▸ ABOUT THIS TASK
Give the entries again exactly. Skip the pictures.

▸ SOURCE INFORMATION
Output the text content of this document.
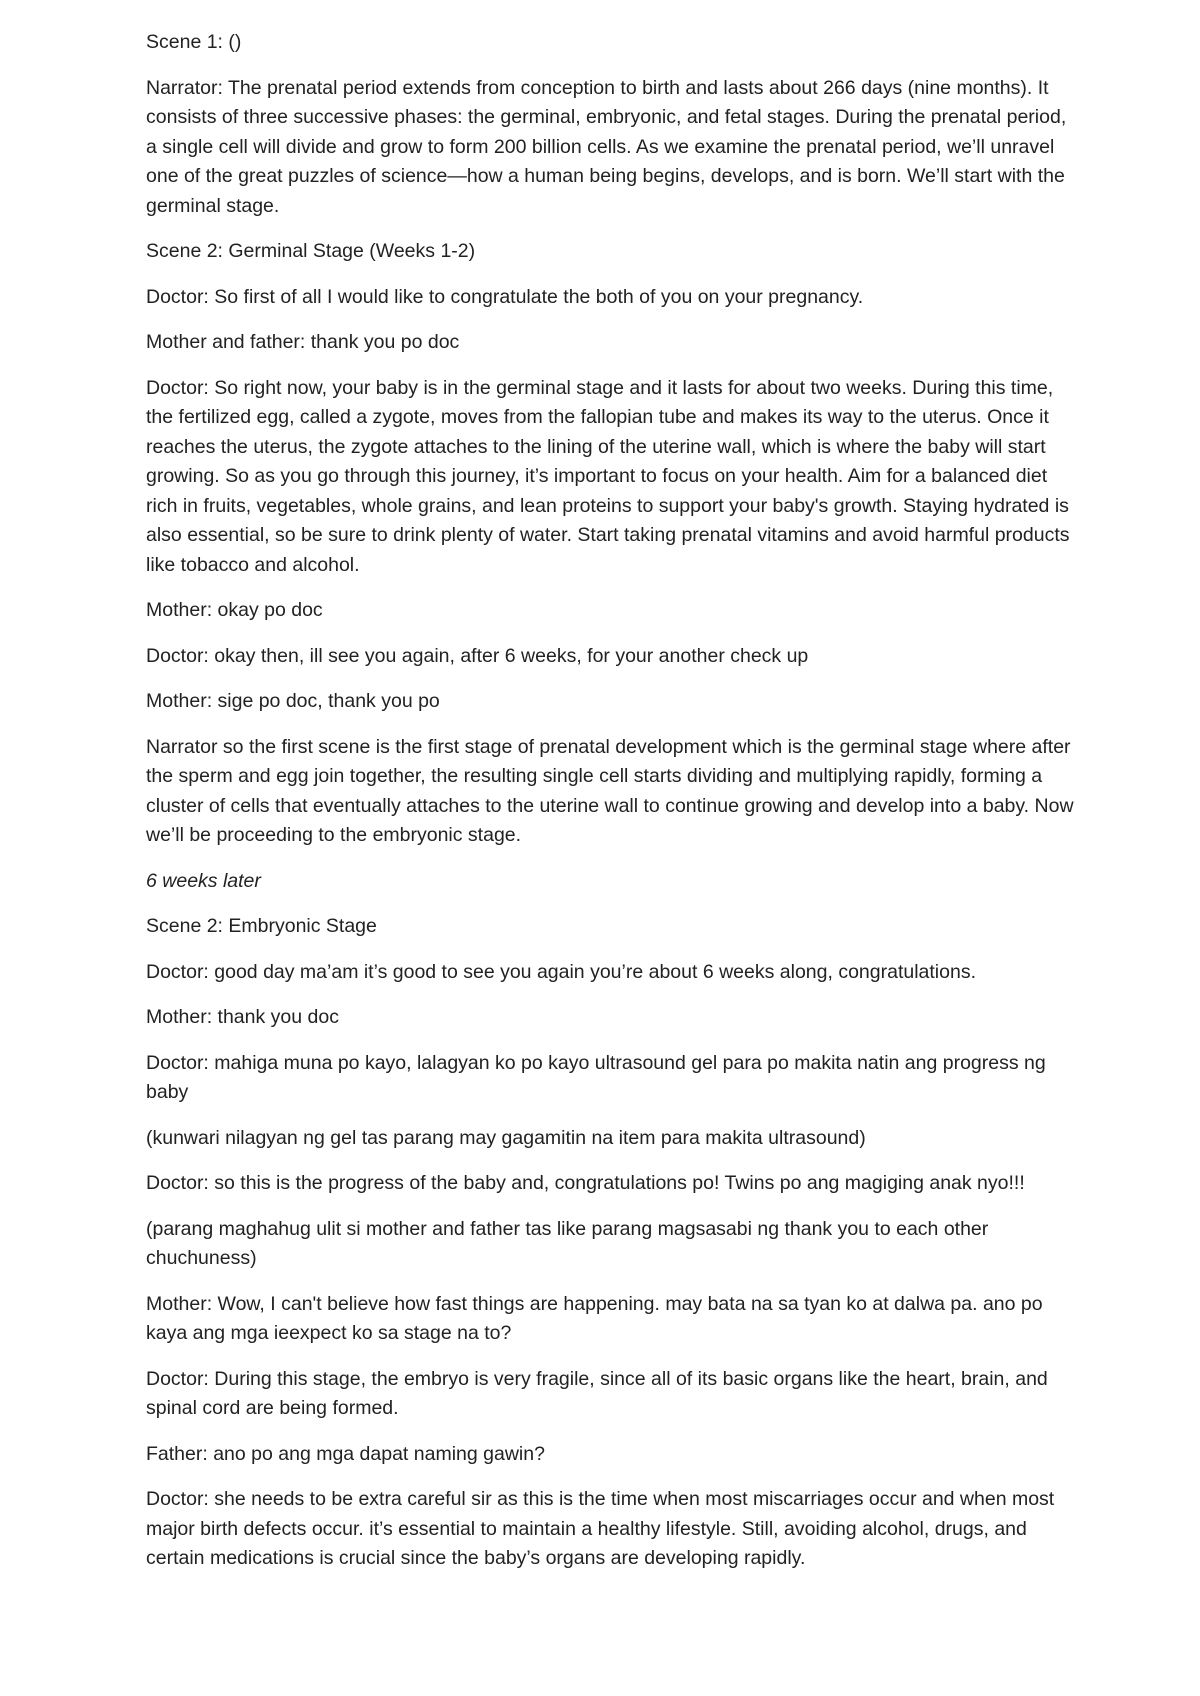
Scene 1: ()

Narrator: The prenatal period extends from conception to birth and lasts about 266 days (nine months). It consists of three successive phases: the germinal, embryonic, and fetal stages. During the prenatal period, a single cell will divide and grow to form 200 billion cells. As we examine the prenatal period, we’ll unravel one of the great puzzles of science—how a human being begins, develops, and is born. We’ll start with the germinal stage.

Scene 2: Germinal Stage (Weeks 1-2)

Doctor: So first of all I would like to congratulate the both of you on your pregnancy.

Mother and father: thank you po doc

Doctor: So right now, your baby is in the germinal stage and it lasts for about two weeks. During this time, the fertilized egg, called a zygote, moves from the fallopian tube and makes its way to the uterus. Once it reaches the uterus, the zygote attaches to the lining of the uterine wall, which is where the baby will start growing. So as you go through this journey, it’s important to focus on your health. Aim for a balanced diet rich in fruits, vegetables, whole grains, and lean proteins to support your baby's growth. Staying hydrated is also essential, so be sure to drink plenty of water. Start taking prenatal vitamins and avoid harmful products like tobacco and alcohol.

Mother: okay po doc

Doctor: okay then, ill see you again, after 6 weeks, for your another check up

Mother: sige po doc, thank you po

Narrator so the first scene is the first stage of prenatal development which is the germinal stage where after the sperm and egg join together, the resulting single cell starts dividing and multiplying rapidly, forming a cluster of cells that eventually attaches to the uterine wall to continue growing and develop into a baby. Now we’ll be proceeding to the embryonic stage.

6 weeks later

Scene 2: Embryonic Stage

Doctor: good day ma’am it’s good to see you again you’re about 6 weeks along, congratulations.

Mother: thank you doc

Doctor: mahiga muna po kayo, lalagyan ko po kayo ultrasound gel para po makita natin ang progress ng baby

(kunwari nilagyan ng gel tas parang may gagamitin na item para makita ultrasound)

Doctor: so this is the progress of the baby and, congratulations po! Twins po ang magiging anak nyo!!!

(parang maghahug ulit si mother and father tas like parang magsasabi ng thank you to each other chuchuness)

Mother: Wow, I can't believe how fast things are happening. may bata na sa tyan ko at dalwa pa. ano po kaya ang mga ieexpect ko sa stage na to?

Doctor: During this stage, the embryo is very fragile, since all of its basic organs like the heart, brain, and spinal cord are being formed.

Father: ano po ang mga dapat naming gawin?

Doctor: she needs to be extra careful sir as this is the time when most miscarriages occur and when most major birth defects occur. it’s essential to maintain a healthy lifestyle. Still, avoiding alcohol, drugs, and certain medications is crucial since the baby’s organs are developing rapidly.
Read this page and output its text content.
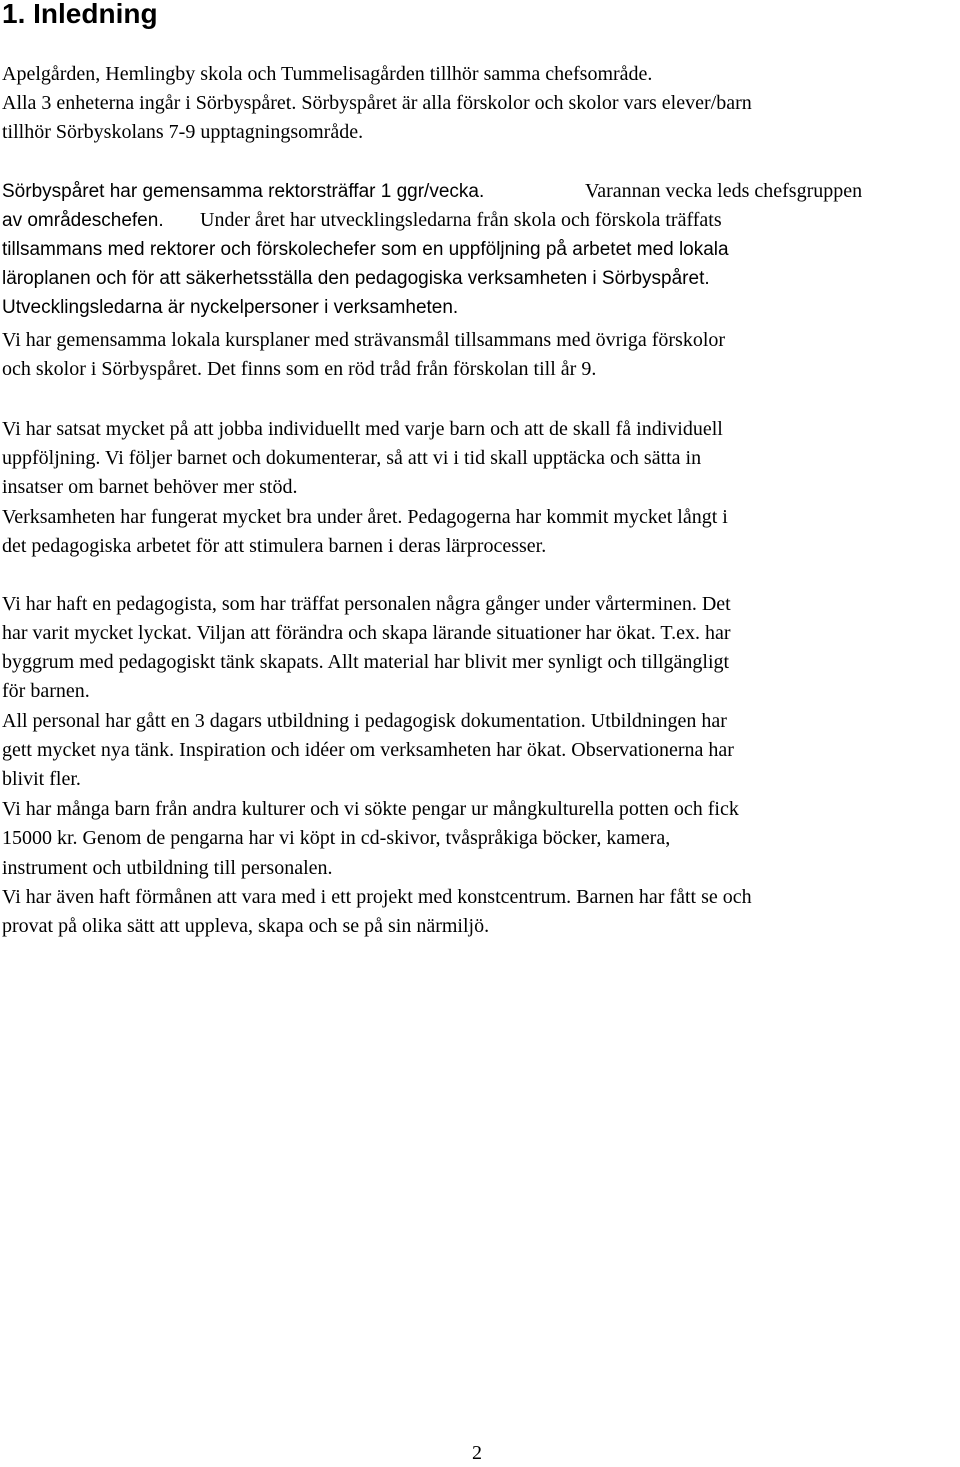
1. Inledning

Apelgården, Hemlingby skola och Tummelisagården tillhör samma chefsområde.

Alla 3 enheterna ingår i Sörbyspåret. Sörbyspåret är alla förskolor och skolor vars elever/barn

tillhör Sörbyskolans 7-9 upptagningsområde.

Sörbyspåret har gemensamma rektorsträffar 1 ggr/vecka.	Varannan vecka leds chefsgruppen

av områdeschefen. Under året har utvecklingsledarna från skola och förskola träffats

tillsammans med rektorer och förskolechefer som en uppföljning på arbetet med lokala

läroplanen och för att säkerhetsställa den pedagogiska verksamheten i Sörbyspåret.

Utvecklingsledarna är nyckelpersoner i verksamheten.

Vi har gemensamma lokala kursplaner med strävansmål tillsammans med övriga förskolor

och skolor i Sörbyspåret. Det finns som en röd tråd från förskolan till år 9.

Vi har satsat mycket på att jobba individuellt med varje barn och att de skall få individuell

uppföljning. Vi följer barnet och dokumenterar, så att vi i tid skall upptäcka och sätta in

insatser om barnet behöver mer stöd.

Verksamheten har fungerat mycket bra under året. Pedagogerna har kommit mycket långt i

det pedagogiska arbetet för att stimulera barnen i deras lärprocesser.

Vi har haft en pedagogista, som har träffat personalen några gånger under vårterminen. Det

har varit mycket lyckat. Viljan att förändra och skapa lärande situationer har ökat. T.ex. har

byggrum med pedagogiskt tänk skapats. Allt material har blivit mer synligt och tillgängligt

för barnen.

All personal har gått en 3 dagars utbildning i pedagogisk dokumentation. Utbildningen har

gett mycket nya tänk. Inspiration och idéer om verksamheten har ökat. Observationerna har

blivit fler.

Vi har många barn från andra kulturer och vi sökte pengar ur mångkulturella potten och fick

15000 kr. Genom de pengarna har vi köpt in cd-skivor, tvåspråkiga böcker, kamera,

instrument och utbildning till personalen.

Vi har även haft förmånen att vara med i ett projekt med konstcentrum. Barnen har fått se och

provat på olika sätt att uppleva, skapa och se på sin närmiljö.

2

▸ ANSWER SPACE
Output the text content of this document.
Scene 1: ()

Narrator: The prenatal period extends from conception to birth and lasts about 266 days (nine months). It consists of three successive phases: the germinal, embryonic, and fetal stages. During the prenatal period, a single cell will divide and grow to form 200 billion cells. As we examine the prenatal period, we’ll unravel one of the great puzzles of science—how a human being begins, develops, and is born. We’ll start with the germinal stage.

Scene 2: Germinal Stage (Weeks 1-2)

Doctor: So first of all I would like to congratulate the both of you on your pregnancy.

Mother and father: thank you po doc

Doctor: So right now, your baby is in the germinal stage and it lasts for about two weeks. During this time, the fertilized egg, called a zygote, moves from the fallopian tube and makes its way to the uterus. Once it reaches the uterus, the zygote attaches to the lining of the uterine wall, which is where the baby will start growing. So as you go through this journey, it’s important to focus on your health. Aim for a balanced diet rich in fruits, vegetables, whole grains, and lean proteins to support your baby's growth. Staying hydrated is also essential, so be sure to drink plenty of water. Start taking prenatal vitamins and avoid harmful products like tobacco and alcohol.

Mother: okay po doc

Doctor: okay then, ill see you again, after 6 weeks, for your another check up

Mother: sige po doc, thank you po

Narrator so the first scene is the first stage of prenatal development which is the germinal stage where after the sperm and egg join together, the resulting single cell starts dividing and multiplying rapidly, forming a cluster of cells that eventually attaches to the uterine wall to continue growing and develop into a baby. Now we’ll be proceeding to the embryonic stage.

6 weeks later

Scene 2: Embryonic Stage

Doctor: good day ma’am it’s good to see you again you’re about 6 weeks along, congratulations.

Mother: thank you doc

Doctor: mahiga muna po kayo, lalagyan ko po kayo ultrasound gel para po makita natin ang progress ng baby

(kunwari nilagyan ng gel tas parang may gagamitin na item para makita ultrasound)

Doctor: so this is the progress of the baby and, congratulations po! Twins po ang magiging anak nyo!!!

(parang maghahug ulit si mother and father tas like parang magsasabi ng thank you to each other chuchuness)

Mother: Wow, I can't believe how fast things are happening. may bata na sa tyan ko at dalwa pa. ano po kaya ang mga ieexpect ko sa stage na to?

Doctor: During this stage, the embryo is very fragile, since all of its basic organs like the heart, brain, and spinal cord are being formed.

Father: ano po ang mga dapat naming gawin?

Doctor: she needs to be extra careful sir as this is the time when most miscarriages occur and when most major birth defects occur. it’s essential to maintain a healthy lifestyle. Still, avoiding alcohol, drugs, and certain medications is crucial since the baby’s organs are developing rapidly.
Read this page and output its text content.
1. Inledning

Apelgården, Hemlingby skola och Tummelisagården tillhör samma chefsområde.

Alla 3 enheterna ingår i Sörbyspåret. Sörbyspåret är alla förskolor och skolor vars elever/barn

tillhör Sörbyskolans 7-9 upptagningsområde.

Sörbyspåret har gemensamma rektorsträffar 1 ggr/vecka.	Varannan vecka leds chefsgruppen

av områdeschefen. Under året har utvecklingsledarna från skola och förskola träffats

tillsammans med rektorer och förskolechefer som en uppföljning på arbetet med lokala

läroplanen och för att säkerhetsställa den pedagogiska verksamheten i Sörbyspåret.

Utvecklingsledarna är nyckelpersoner i verksamheten.

Vi har gemensamma lokala kursplaner med strävansmål tillsammans med övriga förskolor

och skolor i Sörbyspåret. Det finns som en röd tråd från förskolan till år 9.

Vi har satsat mycket på att jobba individuellt med varje barn och att de skall få individuell

uppföljning. Vi följer barnet och dokumenterar, så att vi i tid skall upptäcka och sätta in

insatser om barnet behöver mer stöd.

Verksamheten har fungerat mycket bra under året. Pedagogerna har kommit mycket långt i

det pedagogiska arbetet för att stimulera barnen i deras lärprocesser.

Vi har haft en pedagogista, som har träffat personalen några gånger under vårterminen. Det

har varit mycket lyckat. Viljan att förändra och skapa lärande situationer har ökat. T.ex. har

byggrum med pedagogiskt tänk skapats. Allt material har blivit mer synligt och tillgängligt

för barnen.

All personal har gått en 3 dagars utbildning i pedagogisk dokumentation. Utbildningen har

gett mycket nya tänk. Inspiration och idéer om verksamheten har ökat. Observationerna har

blivit fler.

Vi har många barn från andra kulturer och vi sökte pengar ur mångkulturella potten och fick

15000 kr. Genom de pengarna har vi köpt in cd-skivor, tvåspråkiga böcker, kamera,

instrument och utbildning till personalen.

Vi har även haft förmånen att vara med i ett projekt med konstcentrum. Barnen har fått se och

provat på olika sätt att uppleva, skapa och se på sin närmiljö.

2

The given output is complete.